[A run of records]
· · · · ·
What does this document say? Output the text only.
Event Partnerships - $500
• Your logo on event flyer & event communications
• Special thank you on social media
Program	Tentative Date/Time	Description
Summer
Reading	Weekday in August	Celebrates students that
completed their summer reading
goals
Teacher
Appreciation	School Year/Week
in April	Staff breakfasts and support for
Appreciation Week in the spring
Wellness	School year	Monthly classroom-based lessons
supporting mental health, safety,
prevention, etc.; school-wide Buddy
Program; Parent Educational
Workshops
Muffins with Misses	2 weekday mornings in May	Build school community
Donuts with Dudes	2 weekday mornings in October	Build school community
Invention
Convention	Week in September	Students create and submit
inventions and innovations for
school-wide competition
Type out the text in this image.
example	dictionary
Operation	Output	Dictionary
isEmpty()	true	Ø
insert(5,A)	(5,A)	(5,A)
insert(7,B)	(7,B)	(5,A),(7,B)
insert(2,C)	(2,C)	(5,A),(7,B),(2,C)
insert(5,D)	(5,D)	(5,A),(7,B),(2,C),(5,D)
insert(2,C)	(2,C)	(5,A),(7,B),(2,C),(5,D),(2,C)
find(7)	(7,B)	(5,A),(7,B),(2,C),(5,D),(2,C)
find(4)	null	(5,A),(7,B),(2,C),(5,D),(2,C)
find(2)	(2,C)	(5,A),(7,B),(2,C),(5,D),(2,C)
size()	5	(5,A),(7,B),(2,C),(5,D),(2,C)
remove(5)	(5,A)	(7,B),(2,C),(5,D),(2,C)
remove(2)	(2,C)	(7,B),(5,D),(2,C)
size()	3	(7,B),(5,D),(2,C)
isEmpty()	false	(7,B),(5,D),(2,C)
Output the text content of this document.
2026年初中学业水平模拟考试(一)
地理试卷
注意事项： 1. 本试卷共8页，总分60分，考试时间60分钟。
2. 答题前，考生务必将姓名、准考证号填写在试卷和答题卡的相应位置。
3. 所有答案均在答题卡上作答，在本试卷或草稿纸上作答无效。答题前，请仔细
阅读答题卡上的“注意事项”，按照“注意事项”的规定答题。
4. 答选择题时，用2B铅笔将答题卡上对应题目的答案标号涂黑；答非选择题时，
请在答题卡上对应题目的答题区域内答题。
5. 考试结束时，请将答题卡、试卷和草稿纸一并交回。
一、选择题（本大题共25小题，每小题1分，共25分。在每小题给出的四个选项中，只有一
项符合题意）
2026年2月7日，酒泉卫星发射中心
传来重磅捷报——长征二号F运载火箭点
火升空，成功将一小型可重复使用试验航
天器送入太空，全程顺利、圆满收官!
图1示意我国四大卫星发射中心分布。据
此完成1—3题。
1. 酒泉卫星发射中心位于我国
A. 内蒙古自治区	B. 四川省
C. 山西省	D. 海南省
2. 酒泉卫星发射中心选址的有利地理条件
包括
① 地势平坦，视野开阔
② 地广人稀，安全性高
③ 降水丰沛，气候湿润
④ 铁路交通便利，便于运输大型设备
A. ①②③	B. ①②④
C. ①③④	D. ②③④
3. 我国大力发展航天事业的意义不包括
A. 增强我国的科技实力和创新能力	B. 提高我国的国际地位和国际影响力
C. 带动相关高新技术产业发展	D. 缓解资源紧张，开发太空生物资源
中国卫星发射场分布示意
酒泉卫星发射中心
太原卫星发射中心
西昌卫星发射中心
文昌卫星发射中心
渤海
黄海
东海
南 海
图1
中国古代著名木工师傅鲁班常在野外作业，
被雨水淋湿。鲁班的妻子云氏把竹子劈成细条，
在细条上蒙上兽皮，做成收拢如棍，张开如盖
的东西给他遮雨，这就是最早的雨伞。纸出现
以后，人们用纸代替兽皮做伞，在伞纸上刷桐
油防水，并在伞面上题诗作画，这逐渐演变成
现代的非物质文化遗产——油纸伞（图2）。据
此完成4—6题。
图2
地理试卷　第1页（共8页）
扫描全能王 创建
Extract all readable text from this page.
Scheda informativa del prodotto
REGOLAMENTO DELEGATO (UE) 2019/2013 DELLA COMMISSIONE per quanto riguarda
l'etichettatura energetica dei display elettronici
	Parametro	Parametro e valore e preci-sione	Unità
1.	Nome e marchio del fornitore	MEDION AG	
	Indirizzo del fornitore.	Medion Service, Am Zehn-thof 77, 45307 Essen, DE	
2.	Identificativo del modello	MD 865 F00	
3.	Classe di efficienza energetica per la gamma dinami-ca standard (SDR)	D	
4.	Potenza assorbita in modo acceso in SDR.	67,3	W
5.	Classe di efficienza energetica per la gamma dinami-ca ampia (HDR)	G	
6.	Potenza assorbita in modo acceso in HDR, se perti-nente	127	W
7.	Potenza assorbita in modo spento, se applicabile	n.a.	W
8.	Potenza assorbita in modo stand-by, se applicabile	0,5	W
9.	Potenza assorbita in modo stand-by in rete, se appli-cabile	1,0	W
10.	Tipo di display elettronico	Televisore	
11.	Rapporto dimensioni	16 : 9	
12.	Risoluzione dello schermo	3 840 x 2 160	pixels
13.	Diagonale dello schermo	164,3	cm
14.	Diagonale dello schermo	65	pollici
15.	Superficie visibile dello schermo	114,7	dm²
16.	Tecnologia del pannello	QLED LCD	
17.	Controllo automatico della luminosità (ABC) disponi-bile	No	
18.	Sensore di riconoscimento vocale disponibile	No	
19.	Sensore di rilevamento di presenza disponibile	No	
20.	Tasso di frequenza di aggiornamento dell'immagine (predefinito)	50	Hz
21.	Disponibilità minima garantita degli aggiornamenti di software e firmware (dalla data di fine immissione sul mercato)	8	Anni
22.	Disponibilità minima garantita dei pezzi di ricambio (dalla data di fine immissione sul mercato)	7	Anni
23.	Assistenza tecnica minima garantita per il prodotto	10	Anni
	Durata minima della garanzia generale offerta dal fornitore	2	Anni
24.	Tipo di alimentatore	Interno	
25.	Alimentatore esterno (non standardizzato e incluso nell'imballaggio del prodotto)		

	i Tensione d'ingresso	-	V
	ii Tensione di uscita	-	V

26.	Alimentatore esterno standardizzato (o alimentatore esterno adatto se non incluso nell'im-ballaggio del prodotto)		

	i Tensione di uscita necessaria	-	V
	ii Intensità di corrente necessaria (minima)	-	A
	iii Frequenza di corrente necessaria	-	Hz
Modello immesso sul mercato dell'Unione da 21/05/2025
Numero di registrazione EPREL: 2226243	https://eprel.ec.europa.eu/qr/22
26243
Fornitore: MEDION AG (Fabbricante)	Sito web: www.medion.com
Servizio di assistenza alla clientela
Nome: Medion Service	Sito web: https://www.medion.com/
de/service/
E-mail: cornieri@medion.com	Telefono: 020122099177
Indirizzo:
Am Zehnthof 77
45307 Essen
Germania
· · · · ·
» **REQUIRED WORK**: Each record above should be repeated exactly as it appears.

» **ANSWER FOR THE TASK**:
What does this document say? Output the text only.
Event Partnerships - $500
• Your logo on event flyer & event communications
• Special thank you on social media
Program	Tentative Date/Time	Description
Summer
Reading	Weekday in August	Celebrates students that
completed their summer reading
goals
Teacher
Appreciation	School Year/Week
in April	Staff breakfasts and support for
Appreciation Week in the spring
Wellness	School year	Monthly classroom-based lessons
supporting mental health, safety,
prevention, etc.; school-wide Buddy
Program; Parent Educational
Workshops
Muffins with Misses	2 weekday mornings in May	Build school community
Donuts with Dudes	2 weekday mornings in October	Build school community
Invention
Convention	Week in September	Students create and submit
inventions and innovations for
school-wide competition
Type out the text in this image.
example	dictionary
Operation	Output	Dictionary
isEmpty()	true	Ø
insert(5,A)	(5,A)	(5,A)
insert(7,B)	(7,B)	(5,A),(7,B)
insert(2,C)	(2,C)	(5,A),(7,B),(2,C)
insert(5,D)	(5,D)	(5,A),(7,B),(2,C),(5,D)
insert(2,C)	(2,C)	(5,A),(7,B),(2,C),(5,D),(2,C)
find(7)	(7,B)	(5,A),(7,B),(2,C),(5,D),(2,C)
find(4)	null	(5,A),(7,B),(2,C),(5,D),(2,C)
find(2)	(2,C)	(5,A),(7,B),(2,C),(5,D),(2,C)
size()	5	(5,A),(7,B),(2,C),(5,D),(2,C)
remove(5)	(5,A)	(7,B),(2,C),(5,D),(2,C)
remove(2)	(2,C)	(7,B),(5,D),(2,C)
size()	3	(7,B),(5,D),(2,C)
isEmpty()	false	(7,B),(5,D),(2,C)
Output the text content of this document.
2026年初中学业水平模拟考试(一)
地理试卷
注意事项： 1. 本试卷共8页，总分60分，考试时间60分钟。
2. 答题前，考生务必将姓名、准考证号填写在试卷和答题卡的相应位置。
3. 所有答案均在答题卡上作答，在本试卷或草稿纸上作答无效。答题前，请仔细
阅读答题卡上的“注意事项”，按照“注意事项”的规定答题。
4. 答选择题时，用2B铅笔将答题卡上对应题目的答案标号涂黑；答非选择题时，
请在答题卡上对应题目的答题区域内答题。
5. 考试结束时，请将答题卡、试卷和草稿纸一并交回。
一、选择题（本大题共25小题，每小题1分，共25分。在每小题给出的四个选项中，只有一
项符合题意）
2026年2月7日，酒泉卫星发射中心
传来重磅捷报——长征二号F运载火箭点
火升空，成功将一小型可重复使用试验航
天器送入太空，全程顺利、圆满收官!
图1示意我国四大卫星发射中心分布。据
此完成1—3题。
1. 酒泉卫星发射中心位于我国
A. 内蒙古自治区	B. 四川省
C. 山西省	D. 海南省
2. 酒泉卫星发射中心选址的有利地理条件
包括
① 地势平坦，视野开阔
② 地广人稀，安全性高
③ 降水丰沛，气候湿润
④ 铁路交通便利，便于运输大型设备
A. ①②③	B. ①②④
C. ①③④	D. ②③④
3. 我国大力发展航天事业的意义不包括
A. 增强我国的科技实力和创新能力	B. 提高我国的国际地位和国际影响力
C. 带动相关高新技术产业发展	D. 缓解资源紧张，开发太空生物资源
中国卫星发射场分布示意
酒泉卫星发射中心
太原卫星发射中心
西昌卫星发射中心
文昌卫星发射中心
渤海
黄海
东海
南 海
图1
中国古代著名木工师傅鲁班常在野外作业，
被雨水淋湿。鲁班的妻子云氏把竹子劈成细条，
在细条上蒙上兽皮，做成收拢如棍，张开如盖
的东西给他遮雨，这就是最早的雨伞。纸出现
以后，人们用纸代替兽皮做伞，在伞纸上刷桐
油防水，并在伞面上题诗作画，这逐渐演变成
现代的非物质文化遗产——油纸伞（图2）。据
此完成4—6题。
图2
地理试卷　第1页（共8页）
扫描全能王 创建
Extract all readable text from this page.
Scheda informativa del prodotto
REGOLAMENTO DELEGATO (UE) 2019/2013 DELLA COMMISSIONE per quanto riguarda
l'etichettatura energetica dei display elettronici
	Parametro	Parametro e valore e preci-sione	Unità
1.	Nome e marchio del fornitore	MEDION AG	
	Indirizzo del fornitore.	Medion Service, Am Zehn-thof 77, 45307 Essen, DE	
2.	Identificativo del modello	MD 865 F00	
3.	Classe di efficienza energetica per la gamma dinami-ca standard (SDR)	D	
4.	Potenza assorbita in modo acceso in SDR.	67,3	W
5.	Classe di efficienza energetica per la gamma dinami-ca ampia (HDR)	G	
6.	Potenza assorbita in modo acceso in HDR, se perti-nente	127	W
7.	Potenza assorbita in modo spento, se applicabile	n.a.	W
8.	Potenza assorbita in modo stand-by, se applicabile	0,5	W
9.	Potenza assorbita in modo stand-by in rete, se appli-cabile	1,0	W
10.	Tipo di display elettronico	Televisore	
11.	Rapporto dimensioni	16 : 9	
12.	Risoluzione dello schermo	3 840 x 2 160	pixels
13.	Diagonale dello schermo	164,3	cm
14.	Diagonale dello schermo	65	pollici
15.	Superficie visibile dello schermo	114,7	dm²
16.	Tecnologia del pannello	QLED LCD	
17.	Controllo automatico della luminosità (ABC) disponi-bile	No	
18.	Sensore di riconoscimento vocale disponibile	No	
19.	Sensore di rilevamento di presenza disponibile	No	
20.	Tasso di frequenza di aggiornamento dell'immagine (predefinito)	50	Hz
21.	Disponibilità minima garantita degli aggiornamenti di software e firmware (dalla data di fine immissione sul mercato)	8	Anni
22.	Disponibilità minima garantita dei pezzi di ricambio (dalla data di fine immissione sul mercato)	7	Anni
23.	Assistenza tecnica minima garantita per il prodotto	10	Anni
	Durata minima della garanzia generale offerta dal fornitore	2	Anni
24.	Tipo di alimentatore	Interno	
25.	Alimentatore esterno (non standardizzato e incluso nell'imballaggio del prodotto)		

	i Tensione d'ingresso	-	V
	ii Tensione di uscita	-	V

26.	Alimentatore esterno standardizzato (o alimentatore esterno adatto se non incluso nell'im-ballaggio del prodotto)		

	i Tensione di uscita necessaria	-	V
	ii Intensità di corrente necessaria (minima)	-	A
	iii Frequenza di corrente necessaria	-	Hz
Modello immesso sul mercato dell'Unione da 21/05/2025
Numero di registrazione EPREL: 2226243	https://eprel.ec.europa.eu/qr/22
26243
Fornitore: MEDION AG (Fabbricante)	Sito web: www.medion.com
Servizio di assistenza alla clientela
Nome: Medion Service	Sito web: https://www.medion.com/
de/service/
E-mail: cornieri@medion.com	Telefono: 020122099177
Indirizzo:
Am Zehnthof 77
45307 Essen
Germania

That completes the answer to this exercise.